* **Dataset records**
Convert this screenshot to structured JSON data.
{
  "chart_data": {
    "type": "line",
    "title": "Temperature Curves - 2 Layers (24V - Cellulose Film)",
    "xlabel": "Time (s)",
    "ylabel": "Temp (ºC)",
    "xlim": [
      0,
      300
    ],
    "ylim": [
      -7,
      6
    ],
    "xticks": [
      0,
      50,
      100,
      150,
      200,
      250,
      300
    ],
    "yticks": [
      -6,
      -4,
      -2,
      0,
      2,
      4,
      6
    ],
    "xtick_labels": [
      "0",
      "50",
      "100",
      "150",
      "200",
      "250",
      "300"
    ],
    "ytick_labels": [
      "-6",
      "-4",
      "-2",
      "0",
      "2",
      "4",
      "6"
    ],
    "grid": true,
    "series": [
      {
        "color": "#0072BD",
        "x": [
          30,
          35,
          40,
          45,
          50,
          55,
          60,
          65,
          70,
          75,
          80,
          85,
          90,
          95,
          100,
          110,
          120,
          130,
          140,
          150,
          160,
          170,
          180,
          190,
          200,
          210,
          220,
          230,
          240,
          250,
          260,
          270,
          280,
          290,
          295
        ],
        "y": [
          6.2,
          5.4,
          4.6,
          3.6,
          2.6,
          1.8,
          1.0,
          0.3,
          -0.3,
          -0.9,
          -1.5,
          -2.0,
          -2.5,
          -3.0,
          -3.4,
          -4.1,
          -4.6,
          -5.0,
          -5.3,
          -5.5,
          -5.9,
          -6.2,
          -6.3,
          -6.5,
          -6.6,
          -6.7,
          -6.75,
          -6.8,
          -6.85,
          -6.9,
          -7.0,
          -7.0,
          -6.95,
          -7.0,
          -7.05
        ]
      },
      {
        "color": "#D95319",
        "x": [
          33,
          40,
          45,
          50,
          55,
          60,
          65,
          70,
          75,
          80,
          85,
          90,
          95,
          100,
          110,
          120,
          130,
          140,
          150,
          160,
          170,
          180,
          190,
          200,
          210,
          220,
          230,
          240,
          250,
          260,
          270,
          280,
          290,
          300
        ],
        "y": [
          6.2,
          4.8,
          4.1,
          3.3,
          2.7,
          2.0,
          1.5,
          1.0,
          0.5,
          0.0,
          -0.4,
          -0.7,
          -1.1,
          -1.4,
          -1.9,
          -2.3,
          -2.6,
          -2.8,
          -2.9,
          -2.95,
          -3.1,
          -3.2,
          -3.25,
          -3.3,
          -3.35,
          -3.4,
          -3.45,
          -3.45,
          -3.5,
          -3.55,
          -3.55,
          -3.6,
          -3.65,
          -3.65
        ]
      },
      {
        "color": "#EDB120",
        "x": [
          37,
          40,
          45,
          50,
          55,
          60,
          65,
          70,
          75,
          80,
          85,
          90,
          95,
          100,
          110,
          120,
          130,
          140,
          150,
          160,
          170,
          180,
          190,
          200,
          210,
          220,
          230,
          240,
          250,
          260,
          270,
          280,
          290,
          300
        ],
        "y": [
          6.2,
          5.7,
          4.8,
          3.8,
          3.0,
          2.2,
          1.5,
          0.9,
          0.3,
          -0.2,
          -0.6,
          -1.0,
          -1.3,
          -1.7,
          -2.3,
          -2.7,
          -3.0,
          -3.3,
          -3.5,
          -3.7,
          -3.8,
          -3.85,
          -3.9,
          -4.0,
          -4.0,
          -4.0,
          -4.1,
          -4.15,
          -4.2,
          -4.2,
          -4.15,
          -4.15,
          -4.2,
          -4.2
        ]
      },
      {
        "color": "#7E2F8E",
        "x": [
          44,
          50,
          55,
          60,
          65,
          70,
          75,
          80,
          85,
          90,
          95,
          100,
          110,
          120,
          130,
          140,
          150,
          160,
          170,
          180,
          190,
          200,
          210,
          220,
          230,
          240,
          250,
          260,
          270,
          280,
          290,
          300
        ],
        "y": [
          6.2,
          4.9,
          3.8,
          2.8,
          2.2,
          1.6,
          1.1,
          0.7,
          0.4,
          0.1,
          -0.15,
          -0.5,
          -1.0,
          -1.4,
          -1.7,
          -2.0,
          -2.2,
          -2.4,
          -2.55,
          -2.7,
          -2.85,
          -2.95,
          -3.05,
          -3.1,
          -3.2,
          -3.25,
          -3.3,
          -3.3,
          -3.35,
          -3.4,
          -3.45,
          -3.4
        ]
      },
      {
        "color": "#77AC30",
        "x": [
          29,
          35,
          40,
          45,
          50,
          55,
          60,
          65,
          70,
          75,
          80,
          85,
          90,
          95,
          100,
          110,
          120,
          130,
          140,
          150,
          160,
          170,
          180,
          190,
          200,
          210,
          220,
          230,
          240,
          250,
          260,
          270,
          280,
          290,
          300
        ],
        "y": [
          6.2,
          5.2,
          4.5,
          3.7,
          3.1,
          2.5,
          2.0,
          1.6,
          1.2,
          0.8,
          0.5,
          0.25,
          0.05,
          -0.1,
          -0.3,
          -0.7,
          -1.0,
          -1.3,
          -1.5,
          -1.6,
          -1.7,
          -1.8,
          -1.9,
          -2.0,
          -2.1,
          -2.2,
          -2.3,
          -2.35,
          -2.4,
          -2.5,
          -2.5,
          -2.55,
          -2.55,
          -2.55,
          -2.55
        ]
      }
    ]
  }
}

* **What you are asked to do**
Restate each record word for word.

* **Answer to the task**
Convert this screenshot to structured JSON data.
{
  "chart_data": {
    "type": "line",
    "title": "Temperature Curves - 2 Layers (24V - Cellulose Film)",
    "xlabel": "Time (s)",
    "ylabel": "Temp (ºC)",
    "xlim": [
      0,
      300
    ],
    "ylim": [
      -7,
      6
    ],
    "xticks": [
      0,
      50,
      100,
      150,
      200,
      250,
      300
    ],
    "yticks": [
      -6,
      -4,
      -2,
      0,
      2,
      4,
      6
    ],
    "xtick_labels": [
      "0",
      "50",
      "100",
      "150",
      "200",
      "250",
      "300"
    ],
    "ytick_labels": [
      "-6",
      "-4",
      "-2",
      "0",
      "2",
      "4",
      "6"
    ],
    "grid": true,
    "series": [
      {
        "color": "#0072BD",
        "x": [
          30,
          35,
          40,
          45,
          50,
          55,
          60,
          65,
          70,
          75,
          80,
          85,
          90,
          95,
          100,
          110,
          120,
          130,
          140,
          150,
          160,
          170,
          180,
          190,
          200,
          210,
          220,
          230,
          240,
          250,
          260,
          270,
          280,
          290,
          295
        ],
        "y": [
          6.2,
          5.4,
          4.6,
          3.6,
          2.6,
          1.8,
          1.0,
          0.3,
          -0.3,
          -0.9,
          -1.5,
          -2.0,
          -2.5,
          -3.0,
          -3.4,
          -4.1,
          -4.6,
          -5.0,
          -5.3,
          -5.5,
          -5.9,
          -6.2,
          -6.3,
          -6.5,
          -6.6,
          -6.7,
          -6.75,
          -6.8,
          -6.85,
          -6.9,
          -7.0,
          -7.0,
          -6.95,
          -7.0,
          -7.05
        ]
      },
      {
        "color": "#D95319",
        "x": [
          33,
          40,
          45,
          50,
          55,
          60,
          65,
          70,
          75,
          80,
          85,
          90,
          95,
          100,
          110,
          120,
          130,
          140,
          150,
          160,
          170,
          180,
          190,
          200,
          210,
          220,
          230,
          240,
          250,
          260,
          270,
          280,
          290,
          300
        ],
        "y": [
          6.2,
          4.8,
          4.1,
          3.3,
          2.7,
          2.0,
          1.5,
          1.0,
          0.5,
          0.0,
          -0.4,
          -0.7,
          -1.1,
          -1.4,
          -1.9,
          -2.3,
          -2.6,
          -2.8,
          -2.9,
          -2.95,
          -3.1,
          -3.2,
          -3.25,
          -3.3,
          -3.35,
          -3.4,
          -3.45,
          -3.45,
          -3.5,
          -3.55,
          -3.55,
          -3.6,
          -3.65,
          -3.65
        ]
      },
      {
        "color": "#EDB120",
        "x": [
          37,
          40,
          45,
          50,
          55,
          60,
          65,
          70,
          75,
          80,
          85,
          90,
          95,
          100,
          110,
          120,
          130,
          140,
          150,
          160,
          170,
          180,
          190,
          200,
          210,
          220,
          230,
          240,
          250,
          260,
          270,
          280,
          290,
          300
        ],
        "y": [
          6.2,
          5.7,
          4.8,
          3.8,
          3.0,
          2.2,
          1.5,
          0.9,
          0.3,
          -0.2,
          -0.6,
          -1.0,
          -1.3,
          -1.7,
          -2.3,
          -2.7,
          -3.0,
          -3.3,
          -3.5,
          -3.7,
          -3.8,
          -3.85,
          -3.9,
          -4.0,
          -4.0,
          -4.0,
          -4.1,
          -4.15,
          -4.2,
          -4.2,
          -4.15,
          -4.15,
          -4.2,
          -4.2
        ]
      },
      {
        "color": "#7E2F8E",
        "x": [
          44,
          50,
          55,
          60,
          65,
          70,
          75,
          80,
          85,
          90,
          95,
          100,
          110,
          120,
          130,
          140,
          150,
          160,
          170,
          180,
          190,
          200,
          210,
          220,
          230,
          240,
          250,
          260,
          270,
          280,
          290,
          300
        ],
        "y": [
          6.2,
          4.9,
          3.8,
          2.8,
          2.2,
          1.6,
          1.1,
          0.7,
          0.4,
          0.1,
          -0.15,
          -0.5,
          -1.0,
          -1.4,
          -1.7,
          -2.0,
          -2.2,
          -2.4,
          -2.55,
          -2.7,
          -2.85,
          -2.95,
          -3.05,
          -3.1,
          -3.2,
          -3.25,
          -3.3,
          -3.3,
          -3.35,
          -3.4,
          -3.45,
          -3.4
        ]
      },
      {
        "color": "#77AC30",
        "x": [
          29,
          35,
          40,
          45,
          50,
          55,
          60,
          65,
          70,
          75,
          80,
          85,
          90,
          95,
          100,
          110,
          120,
          130,
          140,
          150,
          160,
          170,
          180,
          190,
          200,
          210,
          220,
          230,
          240,
          250,
          260,
          270,
          280,
          290,
          300
        ],
        "y": [
          6.2,
          5.2,
          4.5,
          3.7,
          3.1,
          2.5,
          2.0,
          1.6,
          1.2,
          0.8,
          0.5,
          0.25,
          0.05,
          -0.1,
          -0.3,
          -0.7,
          -1.0,
          -1.3,
          -1.5,
          -1.6,
          -1.7,
          -1.8,
          -1.9,
          -2.0,
          -2.1,
          -2.2,
          -2.3,
          -2.35,
          -2.4,
          -2.5,
          -2.5,
          -2.55,
          -2.55,
          -2.55,
          -2.55
        ]
      }
    ]
  }
}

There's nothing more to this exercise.